Saved entries:
** START **

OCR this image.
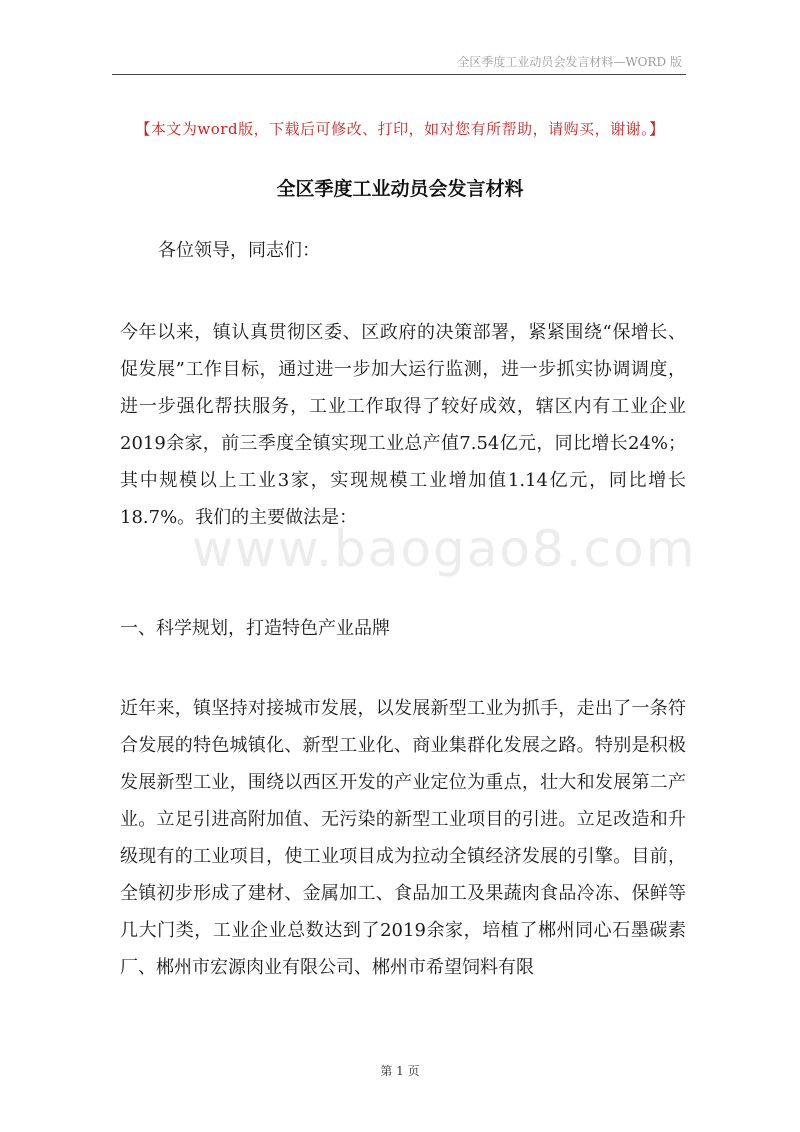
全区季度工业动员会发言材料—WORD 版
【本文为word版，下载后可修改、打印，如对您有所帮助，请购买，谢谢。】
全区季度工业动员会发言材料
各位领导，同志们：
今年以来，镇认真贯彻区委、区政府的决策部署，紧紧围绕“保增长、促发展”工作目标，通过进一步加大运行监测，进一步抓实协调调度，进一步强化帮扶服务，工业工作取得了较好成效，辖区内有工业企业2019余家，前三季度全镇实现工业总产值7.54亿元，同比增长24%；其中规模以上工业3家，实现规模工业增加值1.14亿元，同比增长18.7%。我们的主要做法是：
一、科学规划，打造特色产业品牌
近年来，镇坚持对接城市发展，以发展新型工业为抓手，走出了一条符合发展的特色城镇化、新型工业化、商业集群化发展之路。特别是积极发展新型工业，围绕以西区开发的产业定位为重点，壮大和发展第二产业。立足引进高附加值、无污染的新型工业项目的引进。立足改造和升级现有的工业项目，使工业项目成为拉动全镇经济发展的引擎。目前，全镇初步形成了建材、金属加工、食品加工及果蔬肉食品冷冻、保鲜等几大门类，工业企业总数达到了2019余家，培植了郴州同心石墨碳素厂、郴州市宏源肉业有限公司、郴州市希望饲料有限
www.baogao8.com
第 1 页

** END **
** START **

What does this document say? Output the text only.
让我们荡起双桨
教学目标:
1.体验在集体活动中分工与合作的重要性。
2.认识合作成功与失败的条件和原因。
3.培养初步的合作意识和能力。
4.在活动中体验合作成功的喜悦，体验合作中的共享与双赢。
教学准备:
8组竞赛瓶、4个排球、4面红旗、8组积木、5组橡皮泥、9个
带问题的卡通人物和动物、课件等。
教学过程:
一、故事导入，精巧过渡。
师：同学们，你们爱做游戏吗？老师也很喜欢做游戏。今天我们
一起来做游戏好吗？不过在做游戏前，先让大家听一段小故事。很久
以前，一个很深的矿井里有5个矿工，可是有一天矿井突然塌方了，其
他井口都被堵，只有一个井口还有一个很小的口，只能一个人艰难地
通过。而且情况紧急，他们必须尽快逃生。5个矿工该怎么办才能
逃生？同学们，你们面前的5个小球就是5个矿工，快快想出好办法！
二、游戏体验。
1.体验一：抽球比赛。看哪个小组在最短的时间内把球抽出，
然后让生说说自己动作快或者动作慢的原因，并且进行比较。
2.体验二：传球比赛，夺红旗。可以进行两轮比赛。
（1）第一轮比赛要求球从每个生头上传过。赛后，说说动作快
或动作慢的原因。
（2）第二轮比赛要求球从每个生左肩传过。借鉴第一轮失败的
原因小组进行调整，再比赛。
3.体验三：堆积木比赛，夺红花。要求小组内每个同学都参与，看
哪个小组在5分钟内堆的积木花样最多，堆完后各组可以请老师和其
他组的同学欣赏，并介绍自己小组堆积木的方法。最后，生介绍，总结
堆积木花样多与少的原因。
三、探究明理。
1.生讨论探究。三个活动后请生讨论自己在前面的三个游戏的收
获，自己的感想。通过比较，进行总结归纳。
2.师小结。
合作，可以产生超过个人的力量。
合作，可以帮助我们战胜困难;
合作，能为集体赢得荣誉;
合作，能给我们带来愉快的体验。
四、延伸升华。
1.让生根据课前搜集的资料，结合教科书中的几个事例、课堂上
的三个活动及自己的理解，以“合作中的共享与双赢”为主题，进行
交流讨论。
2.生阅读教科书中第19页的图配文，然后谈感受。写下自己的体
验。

** END **
** START **

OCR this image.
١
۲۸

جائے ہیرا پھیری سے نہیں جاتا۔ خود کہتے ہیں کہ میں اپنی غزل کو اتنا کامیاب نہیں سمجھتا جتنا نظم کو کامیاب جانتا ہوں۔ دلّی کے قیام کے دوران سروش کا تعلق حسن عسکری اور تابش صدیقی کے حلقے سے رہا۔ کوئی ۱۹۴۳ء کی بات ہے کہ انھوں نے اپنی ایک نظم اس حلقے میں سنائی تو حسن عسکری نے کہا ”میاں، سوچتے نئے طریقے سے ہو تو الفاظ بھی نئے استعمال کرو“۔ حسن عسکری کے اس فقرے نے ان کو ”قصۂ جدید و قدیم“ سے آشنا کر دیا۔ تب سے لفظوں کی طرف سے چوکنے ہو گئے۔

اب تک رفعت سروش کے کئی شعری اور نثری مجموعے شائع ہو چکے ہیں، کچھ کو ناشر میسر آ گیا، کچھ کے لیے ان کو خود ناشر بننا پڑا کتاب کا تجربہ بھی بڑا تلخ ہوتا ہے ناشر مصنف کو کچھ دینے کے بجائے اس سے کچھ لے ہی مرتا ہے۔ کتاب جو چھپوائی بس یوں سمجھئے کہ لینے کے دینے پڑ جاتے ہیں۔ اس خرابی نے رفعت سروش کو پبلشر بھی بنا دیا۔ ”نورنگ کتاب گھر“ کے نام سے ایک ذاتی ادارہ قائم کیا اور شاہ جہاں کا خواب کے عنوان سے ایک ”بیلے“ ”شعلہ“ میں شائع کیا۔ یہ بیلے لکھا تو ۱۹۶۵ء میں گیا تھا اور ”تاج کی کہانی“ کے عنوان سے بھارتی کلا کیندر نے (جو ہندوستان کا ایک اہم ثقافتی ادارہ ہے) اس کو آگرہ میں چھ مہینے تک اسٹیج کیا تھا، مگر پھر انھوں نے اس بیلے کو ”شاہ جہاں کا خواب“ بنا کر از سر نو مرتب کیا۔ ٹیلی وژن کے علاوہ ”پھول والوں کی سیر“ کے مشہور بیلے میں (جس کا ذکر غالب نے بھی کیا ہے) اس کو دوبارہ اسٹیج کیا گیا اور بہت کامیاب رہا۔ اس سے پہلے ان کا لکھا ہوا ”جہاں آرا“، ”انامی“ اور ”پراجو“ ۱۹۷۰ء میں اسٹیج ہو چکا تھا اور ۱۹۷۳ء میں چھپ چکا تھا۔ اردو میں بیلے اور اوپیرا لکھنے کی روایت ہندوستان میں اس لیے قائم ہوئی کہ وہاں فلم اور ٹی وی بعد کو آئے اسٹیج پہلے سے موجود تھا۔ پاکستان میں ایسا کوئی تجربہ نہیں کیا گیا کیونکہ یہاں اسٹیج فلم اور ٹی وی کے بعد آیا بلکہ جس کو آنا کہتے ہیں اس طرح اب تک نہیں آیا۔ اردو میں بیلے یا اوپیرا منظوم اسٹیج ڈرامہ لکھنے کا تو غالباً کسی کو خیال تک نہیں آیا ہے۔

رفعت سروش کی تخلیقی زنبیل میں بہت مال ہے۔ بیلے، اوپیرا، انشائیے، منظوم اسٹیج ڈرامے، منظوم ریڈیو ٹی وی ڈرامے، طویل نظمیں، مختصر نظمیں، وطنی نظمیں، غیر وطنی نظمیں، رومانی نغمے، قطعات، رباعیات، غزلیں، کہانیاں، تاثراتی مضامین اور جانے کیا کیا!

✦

** END **

> Instructions for the task:
Show every line from the entries above in which "全区季度工业动员会发言材料" appears.

> Answer to the task:
全区季度工业动员会发言材料—WORD 版
全区季度工业动员会发言材料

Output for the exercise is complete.